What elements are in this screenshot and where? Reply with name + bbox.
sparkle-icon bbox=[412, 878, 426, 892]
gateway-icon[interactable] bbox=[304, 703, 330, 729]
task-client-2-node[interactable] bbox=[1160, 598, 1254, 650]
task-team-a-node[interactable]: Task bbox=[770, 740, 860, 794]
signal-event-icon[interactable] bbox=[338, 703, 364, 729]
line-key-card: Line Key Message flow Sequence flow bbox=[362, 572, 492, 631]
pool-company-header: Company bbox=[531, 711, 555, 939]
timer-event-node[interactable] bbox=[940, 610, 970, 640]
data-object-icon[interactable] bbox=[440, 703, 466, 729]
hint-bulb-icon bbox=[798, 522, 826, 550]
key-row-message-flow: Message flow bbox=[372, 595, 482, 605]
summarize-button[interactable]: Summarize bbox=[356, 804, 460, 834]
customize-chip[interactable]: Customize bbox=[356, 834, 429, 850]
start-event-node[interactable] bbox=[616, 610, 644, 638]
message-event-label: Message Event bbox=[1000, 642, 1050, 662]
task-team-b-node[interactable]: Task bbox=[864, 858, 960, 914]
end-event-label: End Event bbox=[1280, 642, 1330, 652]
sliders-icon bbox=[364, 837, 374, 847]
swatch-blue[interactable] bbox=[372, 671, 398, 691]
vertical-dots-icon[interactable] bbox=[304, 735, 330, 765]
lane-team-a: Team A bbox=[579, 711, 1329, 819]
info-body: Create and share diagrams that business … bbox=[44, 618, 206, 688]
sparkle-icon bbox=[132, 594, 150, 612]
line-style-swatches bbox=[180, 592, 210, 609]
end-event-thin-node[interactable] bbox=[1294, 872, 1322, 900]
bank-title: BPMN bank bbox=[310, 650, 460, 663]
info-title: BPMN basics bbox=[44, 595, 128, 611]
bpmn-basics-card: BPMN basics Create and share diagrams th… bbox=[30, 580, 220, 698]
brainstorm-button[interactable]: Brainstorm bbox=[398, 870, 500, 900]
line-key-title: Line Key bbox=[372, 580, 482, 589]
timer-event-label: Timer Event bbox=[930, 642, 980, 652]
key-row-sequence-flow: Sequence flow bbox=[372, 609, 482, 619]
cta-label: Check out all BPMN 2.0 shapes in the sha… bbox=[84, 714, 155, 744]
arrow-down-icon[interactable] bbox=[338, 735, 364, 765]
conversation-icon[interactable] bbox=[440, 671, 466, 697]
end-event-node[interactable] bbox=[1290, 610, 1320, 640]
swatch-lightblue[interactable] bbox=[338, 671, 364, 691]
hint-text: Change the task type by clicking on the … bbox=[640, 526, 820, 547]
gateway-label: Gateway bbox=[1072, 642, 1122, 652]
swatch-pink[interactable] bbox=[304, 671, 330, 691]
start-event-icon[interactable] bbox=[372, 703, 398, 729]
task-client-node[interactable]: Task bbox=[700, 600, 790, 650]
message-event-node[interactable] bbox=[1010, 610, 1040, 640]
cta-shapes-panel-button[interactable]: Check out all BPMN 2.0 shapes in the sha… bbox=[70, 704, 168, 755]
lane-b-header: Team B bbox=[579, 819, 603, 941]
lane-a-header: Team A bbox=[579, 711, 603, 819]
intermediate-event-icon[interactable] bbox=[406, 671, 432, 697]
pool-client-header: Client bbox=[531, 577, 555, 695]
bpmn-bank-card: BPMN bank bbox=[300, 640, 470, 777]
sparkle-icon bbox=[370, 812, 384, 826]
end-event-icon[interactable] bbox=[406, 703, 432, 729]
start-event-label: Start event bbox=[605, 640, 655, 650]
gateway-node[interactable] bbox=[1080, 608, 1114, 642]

THE PROBLEM – Put the lines above, from the very first one through the line containing "info-body: Create and", into a numbered list, skipping any blank lines.

PROBLEM SOLUTION –
1. What elements are in this screenshot and where? Reply with name + bbox.
2. sparkle-icon bbox=[412, 878, 426, 892]
3. gateway-icon[interactable] bbox=[304, 703, 330, 729]
4. task-client-2-node[interactable] bbox=[1160, 598, 1254, 650]
5. task-team-a-node[interactable]: Task bbox=[770, 740, 860, 794]
6. signal-event-icon[interactable] bbox=[338, 703, 364, 729]
7. line-key-card: Line Key Message flow Sequence flow bbox=[362, 572, 492, 631]
8. pool-company-header: Company bbox=[531, 711, 555, 939]
9. timer-event-node[interactable] bbox=[940, 610, 970, 640]
10. data-object-icon[interactable] bbox=[440, 703, 466, 729]
11. hint-bulb-icon bbox=[798, 522, 826, 550]
12. key-row-message-flow: Message flow bbox=[372, 595, 482, 605]
13. summarize-button[interactable]: Summarize bbox=[356, 804, 460, 834]
14. customize-chip[interactable]: Customize bbox=[356, 834, 429, 850]
15. start-event-node[interactable] bbox=[616, 610, 644, 638]
16. message-event-label: Message Event bbox=[1000, 642, 1050, 662]
17. task-team-b-node[interactable]: Task bbox=[864, 858, 960, 914]
18. end-event-label: End Event bbox=[1280, 642, 1330, 652]
19. sliders-icon bbox=[364, 837, 374, 847]
20. swatch-blue[interactable] bbox=[372, 671, 398, 691]
21. vertical-dots-icon[interactable] bbox=[304, 735, 330, 765]
22. lane-team-a: Team A bbox=[579, 711, 1329, 819]
23. info-body: Create and share diagrams that business … bbox=[44, 618, 206, 688]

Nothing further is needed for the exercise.